> _Given request_:
Reproduce the listing word for word, leaving every picture behind.

━━ Data provided ━━

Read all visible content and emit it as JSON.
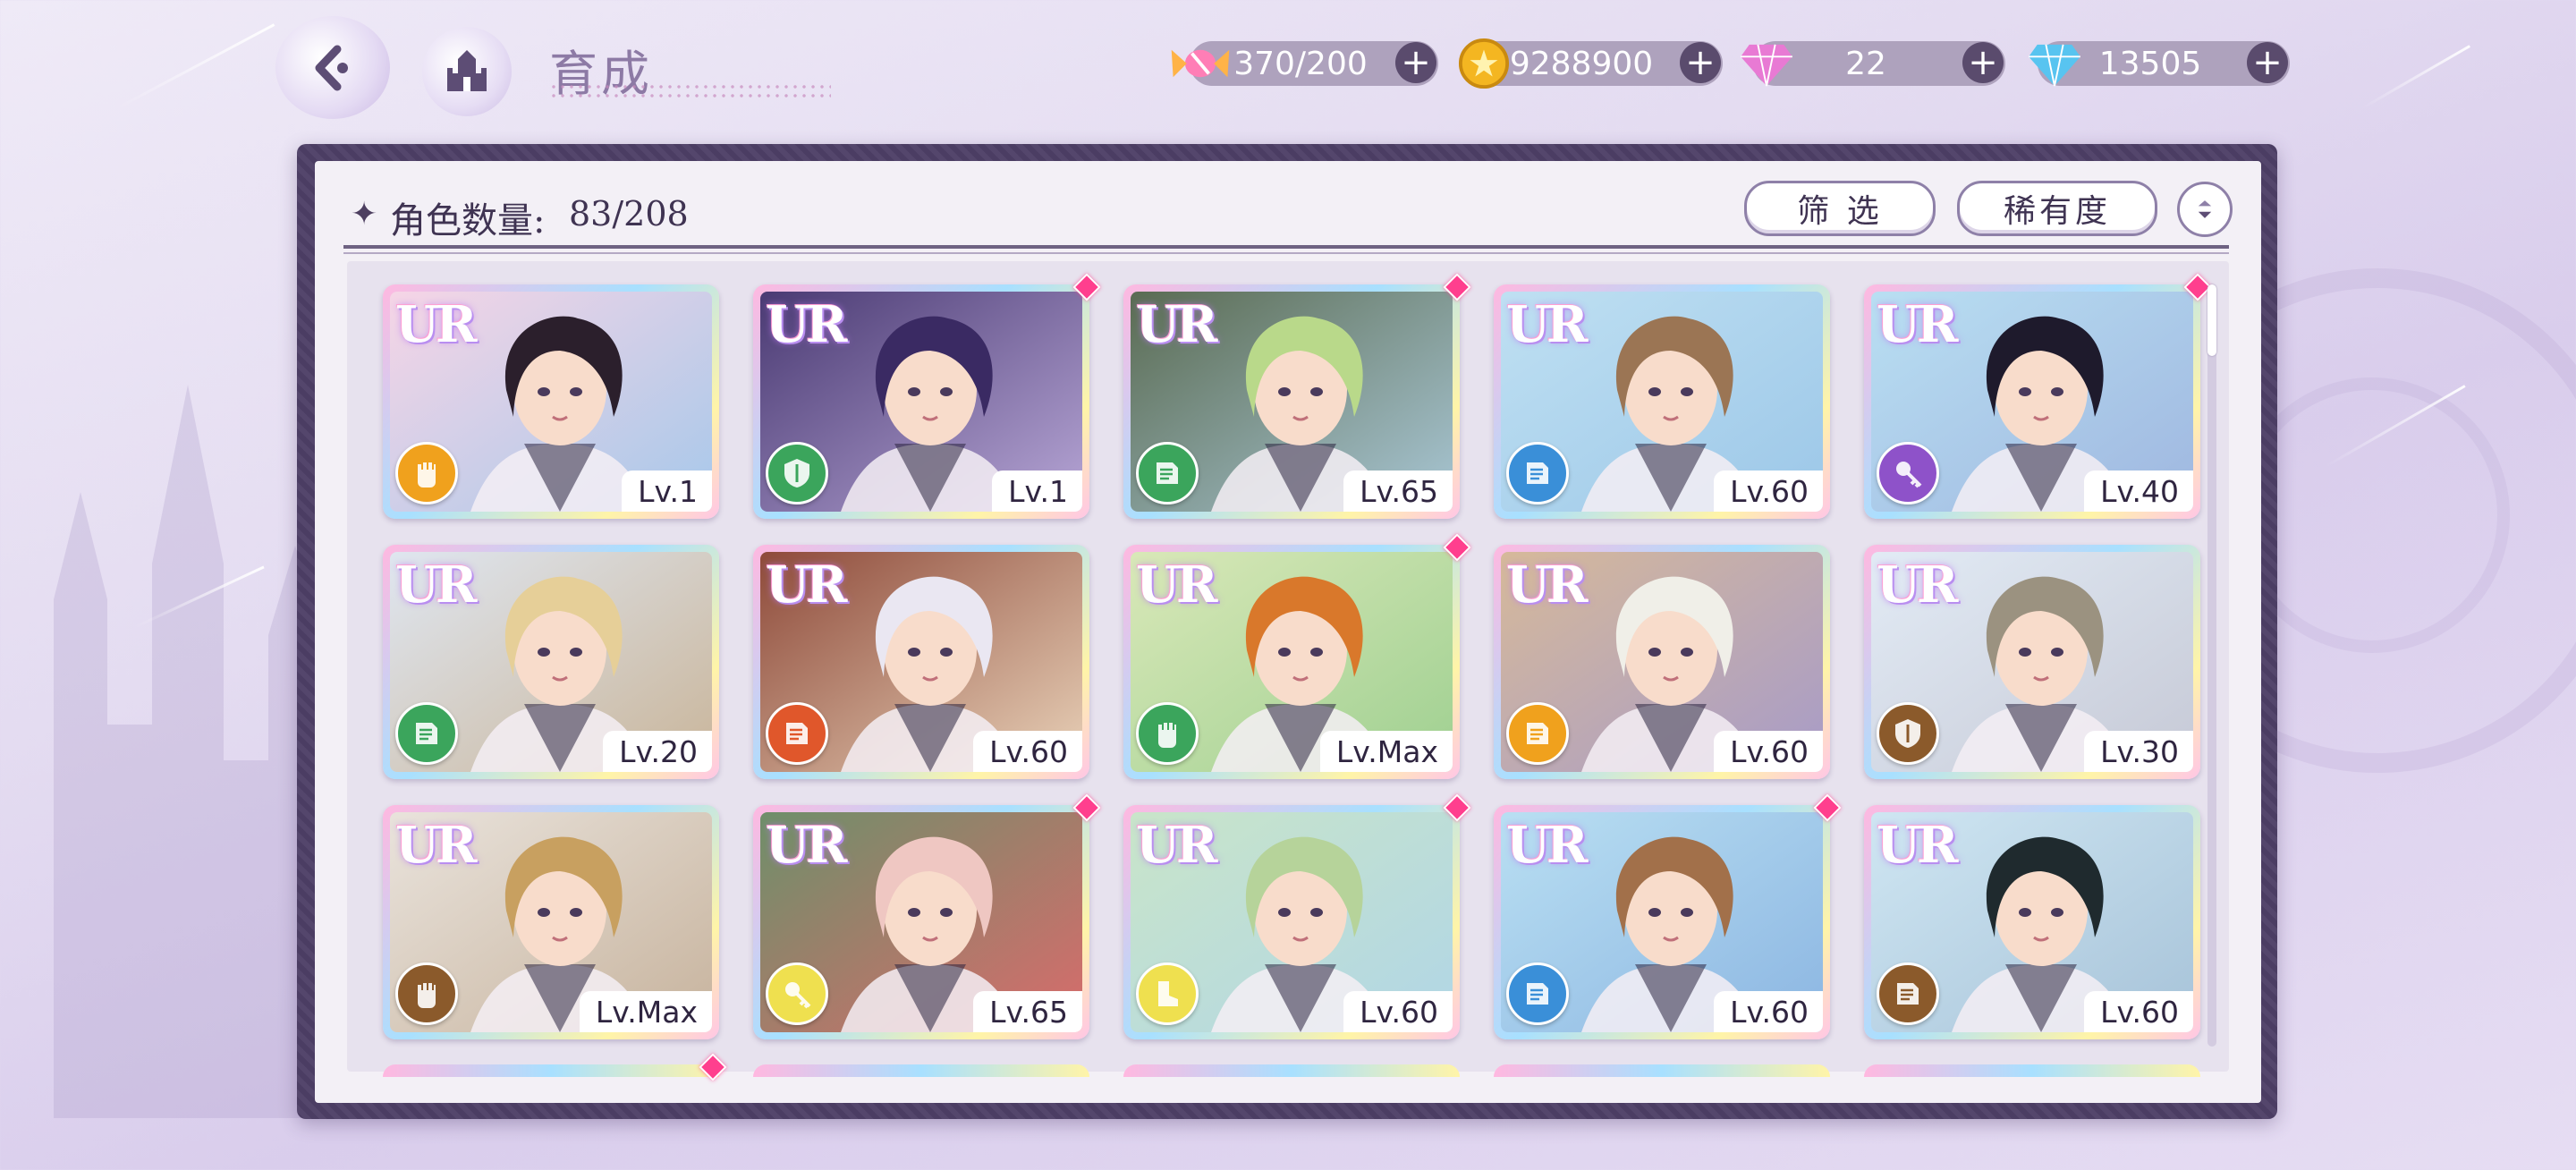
{
  "header": {
    "title": "育成"
  },
  "resources": [
    {
      "name": "stamina",
      "icon": "candy-icon",
      "value": "370/200",
      "color": "#ff7eb6"
    },
    {
      "name": "gold",
      "icon": "gold-coin-icon",
      "value": "9288900",
      "color": "#f4b621"
    },
    {
      "name": "pink_diamond",
      "icon": "pink-diamond-icon",
      "value": "22",
      "color": "#e87ad4"
    },
    {
      "name": "blue_diamond",
      "icon": "blue-diamond-icon",
      "value": "13505",
      "color": "#58c4f0"
    }
  ],
  "panel": {
    "count_label": "角色数量:",
    "count_value": "83/208",
    "filter_label": "筛 选",
    "rarity_label": "稀有度"
  },
  "cards": [
    {
      "rarity": "UR",
      "level": "Lv.1",
      "element": "fist",
      "element_color": "#f0a11d",
      "new": false,
      "bg": [
        "#f6d5e6",
        "#a7c8ea"
      ],
      "hair": "#2b1f2c"
    },
    {
      "rarity": "UR",
      "level": "Lv.1",
      "element": "shield",
      "element_color": "#3ba55c",
      "new": true,
      "bg": [
        "#4a3a73",
        "#b7a6d6"
      ],
      "hair": "#3a2a63"
    },
    {
      "rarity": "UR",
      "level": "Lv.65",
      "element": "book",
      "element_color": "#3ba55c",
      "new": true,
      "bg": [
        "#5a6b52",
        "#a9c7d5"
      ],
      "hair": "#b9d98a"
    },
    {
      "rarity": "UR",
      "level": "Lv.60",
      "element": "book",
      "element_color": "#3a8fd8",
      "new": false,
      "bg": [
        "#bfe0f2",
        "#9cc7e8"
      ],
      "hair": "#9b7554"
    },
    {
      "rarity": "UR",
      "level": "Lv.40",
      "element": "key",
      "element_color": "#8e52c9",
      "new": true,
      "bg": [
        "#b9dff2",
        "#9fb7e0"
      ],
      "hair": "#1e1a2c"
    },
    {
      "rarity": "UR",
      "level": "Lv.20",
      "element": "book",
      "element_color": "#3ba55c",
      "new": false,
      "bg": [
        "#dfe6f0",
        "#c9b59a"
      ],
      "hair": "#e6cf98"
    },
    {
      "rarity": "UR",
      "level": "Lv.60",
      "element": "book",
      "element_color": "#e0572b",
      "new": false,
      "bg": [
        "#8e4a3a",
        "#e9d2b9"
      ],
      "hair": "#eae7f2"
    },
    {
      "rarity": "UR",
      "level": "Lv.Max",
      "element": "fist",
      "element_color": "#3ba55c",
      "new": true,
      "bg": [
        "#d9e8b8",
        "#9fd091"
      ],
      "hair": "#d9782b"
    },
    {
      "rarity": "UR",
      "level": "Lv.60",
      "element": "book",
      "element_color": "#f0a11d",
      "new": false,
      "bg": [
        "#d6b99a",
        "#a79bc8"
      ],
      "hair": "#f0efe8"
    },
    {
      "rarity": "UR",
      "level": "Lv.30",
      "element": "shield",
      "element_color": "#8b5a2b",
      "new": false,
      "bg": [
        "#e2ebf5",
        "#c6c9d6"
      ],
      "hair": "#9b9280"
    },
    {
      "rarity": "UR",
      "level": "Lv.Max",
      "element": "fist",
      "element_color": "#8b5a2b",
      "new": false,
      "bg": [
        "#e9e3dc",
        "#c7b39d"
      ],
      "hair": "#c8a060"
    },
    {
      "rarity": "UR",
      "level": "Lv.65",
      "element": "key",
      "element_color": "#efe04f",
      "new": true,
      "bg": [
        "#6e8f6a",
        "#d96b6b"
      ],
      "hair": "#efc7c2"
    },
    {
      "rarity": "UR",
      "level": "Lv.60",
      "element": "boot",
      "element_color": "#efe04f",
      "new": true,
      "bg": [
        "#c9e5c9",
        "#b1d6e6"
      ],
      "hair": "#b6d39a"
    },
    {
      "rarity": "UR",
      "level": "Lv.60",
      "element": "book",
      "element_color": "#3a8fd8",
      "new": true,
      "bg": [
        "#b9dff2",
        "#8cb6e2"
      ],
      "hair": "#a2704a"
    },
    {
      "rarity": "UR",
      "level": "Lv.60",
      "element": "book",
      "element_color": "#8b5a2b",
      "new": false,
      "bg": [
        "#cfe6f2",
        "#a7c3d9"
      ],
      "hair": "#1f2a2e"
    }
  ],
  "icons": {
    "back": "back-arrow-icon",
    "home": "castle-home-icon",
    "sort": "sort-toggle-icon",
    "plus": "+"
  }
}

━━━

> _The answer_:
Read all visible content and emit it as JSON.
{
  "header": {
    "title": "育成"
  },
  "resources": [
    {
      "name": "stamina",
      "icon": "candy-icon",
      "value": "370/200",
      "color": "#ff7eb6"
    },
    {
      "name": "gold",
      "icon": "gold-coin-icon",
      "value": "9288900",
      "color": "#f4b621"
    },
    {
      "name": "pink_diamond",
      "icon": "pink-diamond-icon",
      "value": "22",
      "color": "#e87ad4"
    },
    {
      "name": "blue_diamond",
      "icon": "blue-diamond-icon",
      "value": "13505",
      "color": "#58c4f0"
    }
  ],
  "panel": {
    "count_label": "角色数量:",
    "count_value": "83/208",
    "filter_label": "筛 选",
    "rarity_label": "稀有度"
  },
  "cards": [
    {
      "rarity": "UR",
      "level": "Lv.1",
      "element": "fist",
      "element_color": "#f0a11d",
      "new": false,
      "bg": [
        "#f6d5e6",
        "#a7c8ea"
      ],
      "hair": "#2b1f2c"
    },
    {
      "rarity": "UR",
      "level": "Lv.1",
      "element": "shield",
      "element_color": "#3ba55c",
      "new": true,
      "bg": [
        "#4a3a73",
        "#b7a6d6"
      ],
      "hair": "#3a2a63"
    },
    {
      "rarity": "UR",
      "level": "Lv.65",
      "element": "book",
      "element_color": "#3ba55c",
      "new": true,
      "bg": [
        "#5a6b52",
        "#a9c7d5"
      ],
      "hair": "#b9d98a"
    },
    {
      "rarity": "UR",
      "level": "Lv.60",
      "element": "book",
      "element_color": "#3a8fd8",
      "new": false,
      "bg": [
        "#bfe0f2",
        "#9cc7e8"
      ],
      "hair": "#9b7554"
    },
    {
      "rarity": "UR",
      "level": "Lv.40",
      "element": "key",
      "element_color": "#8e52c9",
      "new": true,
      "bg": [
        "#b9dff2",
        "#9fb7e0"
      ],
      "hair": "#1e1a2c"
    },
    {
      "rarity": "UR",
      "level": "Lv.20",
      "element": "book",
      "element_color": "#3ba55c",
      "new": false,
      "bg": [
        "#dfe6f0",
        "#c9b59a"
      ],
      "hair": "#e6cf98"
    },
    {
      "rarity": "UR",
      "level": "Lv.60",
      "element": "book",
      "element_color": "#e0572b",
      "new": false,
      "bg": [
        "#8e4a3a",
        "#e9d2b9"
      ],
      "hair": "#eae7f2"
    },
    {
      "rarity": "UR",
      "level": "Lv.Max",
      "element": "fist",
      "element_color": "#3ba55c",
      "new": true,
      "bg": [
        "#d9e8b8",
        "#9fd091"
      ],
      "hair": "#d9782b"
    },
    {
      "rarity": "UR",
      "level": "Lv.60",
      "element": "book",
      "element_color": "#f0a11d",
      "new": false,
      "bg": [
        "#d6b99a",
        "#a79bc8"
      ],
      "hair": "#f0efe8"
    },
    {
      "rarity": "UR",
      "level": "Lv.30",
      "element": "shield",
      "element_color": "#8b5a2b",
      "new": false,
      "bg": [
        "#e2ebf5",
        "#c6c9d6"
      ],
      "hair": "#9b9280"
    },
    {
      "rarity": "UR",
      "level": "Lv.Max",
      "element": "fist",
      "element_color": "#8b5a2b",
      "new": false,
      "bg": [
        "#e9e3dc",
        "#c7b39d"
      ],
      "hair": "#c8a060"
    },
    {
      "rarity": "UR",
      "level": "Lv.65",
      "element": "key",
      "element_color": "#efe04f",
      "new": true,
      "bg": [
        "#6e8f6a",
        "#d96b6b"
      ],
      "hair": "#efc7c2"
    },
    {
      "rarity": "UR",
      "level": "Lv.60",
      "element": "boot",
      "element_color": "#efe04f",
      "new": true,
      "bg": [
        "#c9e5c9",
        "#b1d6e6"
      ],
      "hair": "#b6d39a"
    },
    {
      "rarity": "UR",
      "level": "Lv.60",
      "element": "book",
      "element_color": "#3a8fd8",
      "new": true,
      "bg": [
        "#b9dff2",
        "#8cb6e2"
      ],
      "hair": "#a2704a"
    },
    {
      "rarity": "UR",
      "level": "Lv.60",
      "element": "book",
      "element_color": "#8b5a2b",
      "new": false,
      "bg": [
        "#cfe6f2",
        "#a7c3d9"
      ],
      "hair": "#1f2a2e"
    }
  ],
  "icons": {
    "back": "back-arrow-icon",
    "home": "castle-home-icon",
    "sort": "sort-toggle-icon",
    "plus": "+"
  }
}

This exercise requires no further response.